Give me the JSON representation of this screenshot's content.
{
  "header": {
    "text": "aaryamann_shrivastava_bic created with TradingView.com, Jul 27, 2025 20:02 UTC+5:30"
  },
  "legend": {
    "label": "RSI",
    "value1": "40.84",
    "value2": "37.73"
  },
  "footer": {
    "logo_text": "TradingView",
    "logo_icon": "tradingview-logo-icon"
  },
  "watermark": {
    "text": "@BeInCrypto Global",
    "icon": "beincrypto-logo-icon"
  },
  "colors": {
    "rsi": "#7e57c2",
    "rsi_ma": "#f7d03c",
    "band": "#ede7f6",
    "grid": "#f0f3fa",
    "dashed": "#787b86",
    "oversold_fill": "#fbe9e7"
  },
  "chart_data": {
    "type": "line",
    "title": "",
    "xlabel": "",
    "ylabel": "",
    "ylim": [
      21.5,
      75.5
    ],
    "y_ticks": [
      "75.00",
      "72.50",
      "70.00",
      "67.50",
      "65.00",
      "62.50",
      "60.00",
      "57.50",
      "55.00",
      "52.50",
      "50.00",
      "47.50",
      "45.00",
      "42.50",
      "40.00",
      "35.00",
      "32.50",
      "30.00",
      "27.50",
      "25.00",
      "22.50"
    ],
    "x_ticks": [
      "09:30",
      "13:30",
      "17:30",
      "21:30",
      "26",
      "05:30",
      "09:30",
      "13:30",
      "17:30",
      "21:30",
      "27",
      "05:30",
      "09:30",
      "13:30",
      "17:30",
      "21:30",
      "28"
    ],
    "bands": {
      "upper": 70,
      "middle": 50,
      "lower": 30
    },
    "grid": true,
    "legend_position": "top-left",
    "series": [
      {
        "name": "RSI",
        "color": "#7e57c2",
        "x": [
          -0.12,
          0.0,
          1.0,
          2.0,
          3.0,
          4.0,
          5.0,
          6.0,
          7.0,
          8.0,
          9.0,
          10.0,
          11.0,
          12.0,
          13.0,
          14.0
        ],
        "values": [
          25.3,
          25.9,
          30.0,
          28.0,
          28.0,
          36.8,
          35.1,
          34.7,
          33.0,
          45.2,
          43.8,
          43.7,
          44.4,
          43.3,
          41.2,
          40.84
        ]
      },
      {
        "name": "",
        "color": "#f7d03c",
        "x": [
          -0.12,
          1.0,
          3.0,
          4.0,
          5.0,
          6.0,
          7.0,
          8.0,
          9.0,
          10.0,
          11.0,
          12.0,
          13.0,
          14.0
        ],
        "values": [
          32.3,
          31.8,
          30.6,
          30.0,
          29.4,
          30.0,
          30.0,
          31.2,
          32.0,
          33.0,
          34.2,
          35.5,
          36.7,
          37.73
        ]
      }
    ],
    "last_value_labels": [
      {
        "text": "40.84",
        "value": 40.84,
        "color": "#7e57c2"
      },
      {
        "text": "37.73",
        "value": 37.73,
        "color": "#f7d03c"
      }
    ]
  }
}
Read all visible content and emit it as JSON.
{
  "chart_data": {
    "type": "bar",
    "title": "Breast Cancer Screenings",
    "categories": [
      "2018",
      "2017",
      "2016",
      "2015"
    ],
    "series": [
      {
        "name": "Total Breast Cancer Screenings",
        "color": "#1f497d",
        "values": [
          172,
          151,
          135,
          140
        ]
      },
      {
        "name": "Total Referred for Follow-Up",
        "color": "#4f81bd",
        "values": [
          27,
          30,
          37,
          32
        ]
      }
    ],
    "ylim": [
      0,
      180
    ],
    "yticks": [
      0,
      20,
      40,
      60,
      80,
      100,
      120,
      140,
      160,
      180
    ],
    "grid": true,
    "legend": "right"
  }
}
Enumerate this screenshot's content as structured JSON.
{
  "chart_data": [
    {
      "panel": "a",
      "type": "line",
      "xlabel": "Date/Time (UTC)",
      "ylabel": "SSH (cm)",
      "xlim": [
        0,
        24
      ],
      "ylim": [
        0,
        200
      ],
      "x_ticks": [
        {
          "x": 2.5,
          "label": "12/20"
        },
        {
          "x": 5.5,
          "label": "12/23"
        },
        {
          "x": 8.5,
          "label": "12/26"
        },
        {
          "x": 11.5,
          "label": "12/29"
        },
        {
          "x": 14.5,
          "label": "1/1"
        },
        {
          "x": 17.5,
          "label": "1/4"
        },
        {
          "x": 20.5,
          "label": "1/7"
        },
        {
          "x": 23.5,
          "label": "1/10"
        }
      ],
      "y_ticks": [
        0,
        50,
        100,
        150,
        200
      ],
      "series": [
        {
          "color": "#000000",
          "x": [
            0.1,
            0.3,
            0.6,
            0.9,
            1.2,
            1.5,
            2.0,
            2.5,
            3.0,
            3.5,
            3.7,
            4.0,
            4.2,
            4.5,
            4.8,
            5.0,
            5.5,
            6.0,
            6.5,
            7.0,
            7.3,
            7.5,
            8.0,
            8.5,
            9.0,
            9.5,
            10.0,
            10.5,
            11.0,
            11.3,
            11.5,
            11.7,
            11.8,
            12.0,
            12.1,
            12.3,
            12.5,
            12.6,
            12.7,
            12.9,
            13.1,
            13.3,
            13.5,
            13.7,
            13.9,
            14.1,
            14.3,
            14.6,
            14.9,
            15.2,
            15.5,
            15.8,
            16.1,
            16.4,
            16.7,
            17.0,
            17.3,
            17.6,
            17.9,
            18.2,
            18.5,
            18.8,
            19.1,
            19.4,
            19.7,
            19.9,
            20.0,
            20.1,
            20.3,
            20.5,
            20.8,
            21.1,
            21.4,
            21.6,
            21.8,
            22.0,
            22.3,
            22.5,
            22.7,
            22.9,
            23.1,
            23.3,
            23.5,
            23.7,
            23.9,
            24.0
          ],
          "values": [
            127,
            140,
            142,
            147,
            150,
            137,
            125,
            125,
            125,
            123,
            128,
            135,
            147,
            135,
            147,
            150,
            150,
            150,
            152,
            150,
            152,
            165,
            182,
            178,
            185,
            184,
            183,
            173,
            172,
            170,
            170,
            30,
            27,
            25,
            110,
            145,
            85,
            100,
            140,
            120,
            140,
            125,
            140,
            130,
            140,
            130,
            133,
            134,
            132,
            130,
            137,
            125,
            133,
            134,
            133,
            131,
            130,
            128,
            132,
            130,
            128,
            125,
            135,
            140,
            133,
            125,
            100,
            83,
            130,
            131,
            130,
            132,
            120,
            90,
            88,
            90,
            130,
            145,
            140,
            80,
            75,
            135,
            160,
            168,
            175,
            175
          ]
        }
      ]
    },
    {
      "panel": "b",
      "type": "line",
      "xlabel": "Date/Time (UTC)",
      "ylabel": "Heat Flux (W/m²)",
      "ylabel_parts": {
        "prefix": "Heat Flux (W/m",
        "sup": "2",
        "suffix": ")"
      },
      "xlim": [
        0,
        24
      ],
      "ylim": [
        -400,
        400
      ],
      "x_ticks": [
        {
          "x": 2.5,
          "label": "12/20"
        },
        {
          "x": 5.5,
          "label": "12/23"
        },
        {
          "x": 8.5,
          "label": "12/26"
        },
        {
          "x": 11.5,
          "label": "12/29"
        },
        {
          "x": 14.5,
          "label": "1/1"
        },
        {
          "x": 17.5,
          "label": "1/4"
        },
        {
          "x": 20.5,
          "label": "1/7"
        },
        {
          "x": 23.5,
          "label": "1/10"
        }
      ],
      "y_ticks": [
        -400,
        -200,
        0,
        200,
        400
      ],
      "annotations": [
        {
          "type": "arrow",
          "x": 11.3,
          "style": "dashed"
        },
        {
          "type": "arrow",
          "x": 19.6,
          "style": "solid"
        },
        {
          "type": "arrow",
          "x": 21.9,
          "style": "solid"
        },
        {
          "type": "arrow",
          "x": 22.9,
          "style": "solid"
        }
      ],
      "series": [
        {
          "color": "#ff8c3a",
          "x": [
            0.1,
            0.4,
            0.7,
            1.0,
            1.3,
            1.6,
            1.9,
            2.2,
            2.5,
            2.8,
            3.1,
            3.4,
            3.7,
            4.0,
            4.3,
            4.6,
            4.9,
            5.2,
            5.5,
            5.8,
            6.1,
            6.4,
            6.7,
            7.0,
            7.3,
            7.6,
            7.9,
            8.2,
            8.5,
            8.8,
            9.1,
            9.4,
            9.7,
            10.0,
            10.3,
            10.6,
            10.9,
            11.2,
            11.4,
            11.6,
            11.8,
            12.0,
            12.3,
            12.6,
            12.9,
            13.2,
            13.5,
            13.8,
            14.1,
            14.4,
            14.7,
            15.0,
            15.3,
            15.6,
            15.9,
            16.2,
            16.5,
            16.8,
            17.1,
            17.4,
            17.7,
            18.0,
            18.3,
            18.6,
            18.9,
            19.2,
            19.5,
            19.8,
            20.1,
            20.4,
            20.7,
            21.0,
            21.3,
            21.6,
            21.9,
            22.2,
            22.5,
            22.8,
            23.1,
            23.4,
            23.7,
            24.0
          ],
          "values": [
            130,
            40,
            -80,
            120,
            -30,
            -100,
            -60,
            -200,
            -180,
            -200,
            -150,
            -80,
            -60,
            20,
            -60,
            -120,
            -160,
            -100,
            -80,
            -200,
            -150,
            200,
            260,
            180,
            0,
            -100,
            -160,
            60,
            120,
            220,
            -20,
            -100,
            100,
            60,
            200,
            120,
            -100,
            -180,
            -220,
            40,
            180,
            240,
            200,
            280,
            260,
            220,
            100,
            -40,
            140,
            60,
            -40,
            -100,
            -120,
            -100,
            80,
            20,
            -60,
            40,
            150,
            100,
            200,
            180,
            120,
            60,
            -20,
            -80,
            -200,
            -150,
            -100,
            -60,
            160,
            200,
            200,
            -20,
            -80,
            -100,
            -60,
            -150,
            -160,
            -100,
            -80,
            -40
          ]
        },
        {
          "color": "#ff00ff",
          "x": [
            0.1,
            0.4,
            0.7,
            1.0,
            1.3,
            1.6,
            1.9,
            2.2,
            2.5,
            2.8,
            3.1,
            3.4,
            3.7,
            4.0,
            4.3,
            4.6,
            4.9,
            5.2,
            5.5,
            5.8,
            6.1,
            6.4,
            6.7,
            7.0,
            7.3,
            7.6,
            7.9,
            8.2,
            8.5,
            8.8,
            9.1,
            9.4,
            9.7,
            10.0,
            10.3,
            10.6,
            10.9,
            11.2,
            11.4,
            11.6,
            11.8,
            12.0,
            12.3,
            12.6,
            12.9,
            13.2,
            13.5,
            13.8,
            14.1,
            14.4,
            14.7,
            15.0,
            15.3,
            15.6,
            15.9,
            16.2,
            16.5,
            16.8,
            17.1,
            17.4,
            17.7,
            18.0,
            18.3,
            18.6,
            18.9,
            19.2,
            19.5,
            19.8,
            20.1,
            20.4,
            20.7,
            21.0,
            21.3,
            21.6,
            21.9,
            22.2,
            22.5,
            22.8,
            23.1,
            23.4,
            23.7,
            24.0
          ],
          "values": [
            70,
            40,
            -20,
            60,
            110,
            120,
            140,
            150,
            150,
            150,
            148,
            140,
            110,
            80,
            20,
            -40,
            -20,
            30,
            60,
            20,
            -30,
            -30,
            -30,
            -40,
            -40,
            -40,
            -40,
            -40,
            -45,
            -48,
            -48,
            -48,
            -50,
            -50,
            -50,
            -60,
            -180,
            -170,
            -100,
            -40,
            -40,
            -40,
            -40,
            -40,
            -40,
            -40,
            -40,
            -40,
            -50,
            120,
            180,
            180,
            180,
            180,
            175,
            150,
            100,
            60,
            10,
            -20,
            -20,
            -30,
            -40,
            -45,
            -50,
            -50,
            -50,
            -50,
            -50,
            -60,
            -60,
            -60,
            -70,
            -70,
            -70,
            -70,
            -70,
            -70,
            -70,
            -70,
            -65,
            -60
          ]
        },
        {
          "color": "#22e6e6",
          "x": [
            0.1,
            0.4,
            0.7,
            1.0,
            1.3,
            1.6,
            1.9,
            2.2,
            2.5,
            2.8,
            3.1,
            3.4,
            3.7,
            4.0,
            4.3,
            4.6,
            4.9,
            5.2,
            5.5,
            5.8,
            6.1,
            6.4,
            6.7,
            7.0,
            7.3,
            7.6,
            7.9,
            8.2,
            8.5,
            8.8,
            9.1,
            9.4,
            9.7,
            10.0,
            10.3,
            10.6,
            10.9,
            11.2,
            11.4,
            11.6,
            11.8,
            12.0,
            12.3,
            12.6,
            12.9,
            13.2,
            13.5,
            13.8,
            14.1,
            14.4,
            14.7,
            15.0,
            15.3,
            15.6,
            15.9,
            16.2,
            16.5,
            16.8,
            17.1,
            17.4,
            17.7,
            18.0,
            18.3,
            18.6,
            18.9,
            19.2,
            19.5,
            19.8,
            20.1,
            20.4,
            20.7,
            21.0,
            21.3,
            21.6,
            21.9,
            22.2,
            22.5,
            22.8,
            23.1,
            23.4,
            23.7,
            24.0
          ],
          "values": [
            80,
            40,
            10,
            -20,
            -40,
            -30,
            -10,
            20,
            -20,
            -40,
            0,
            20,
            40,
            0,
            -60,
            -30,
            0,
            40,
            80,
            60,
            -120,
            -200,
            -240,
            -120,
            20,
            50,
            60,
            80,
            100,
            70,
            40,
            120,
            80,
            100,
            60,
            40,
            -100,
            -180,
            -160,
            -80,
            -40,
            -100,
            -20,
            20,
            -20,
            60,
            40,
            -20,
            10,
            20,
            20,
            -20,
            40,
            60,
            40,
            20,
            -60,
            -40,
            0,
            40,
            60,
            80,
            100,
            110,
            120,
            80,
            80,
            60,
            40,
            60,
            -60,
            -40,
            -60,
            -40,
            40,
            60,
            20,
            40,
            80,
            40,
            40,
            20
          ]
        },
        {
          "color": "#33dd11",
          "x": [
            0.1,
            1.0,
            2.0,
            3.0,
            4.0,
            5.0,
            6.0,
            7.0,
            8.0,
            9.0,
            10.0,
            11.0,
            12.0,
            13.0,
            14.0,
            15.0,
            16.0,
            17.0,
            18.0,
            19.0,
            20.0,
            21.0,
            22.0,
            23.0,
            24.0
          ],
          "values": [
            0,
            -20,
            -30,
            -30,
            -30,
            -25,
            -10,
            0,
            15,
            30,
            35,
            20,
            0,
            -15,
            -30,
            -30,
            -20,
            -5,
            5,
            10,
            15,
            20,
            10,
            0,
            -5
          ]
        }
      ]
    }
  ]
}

━━━

Copy out every line that includes the word "title".

• EXERCISE ANSWER:
    "title": "",
    "title": "Breast Cancer Screenings",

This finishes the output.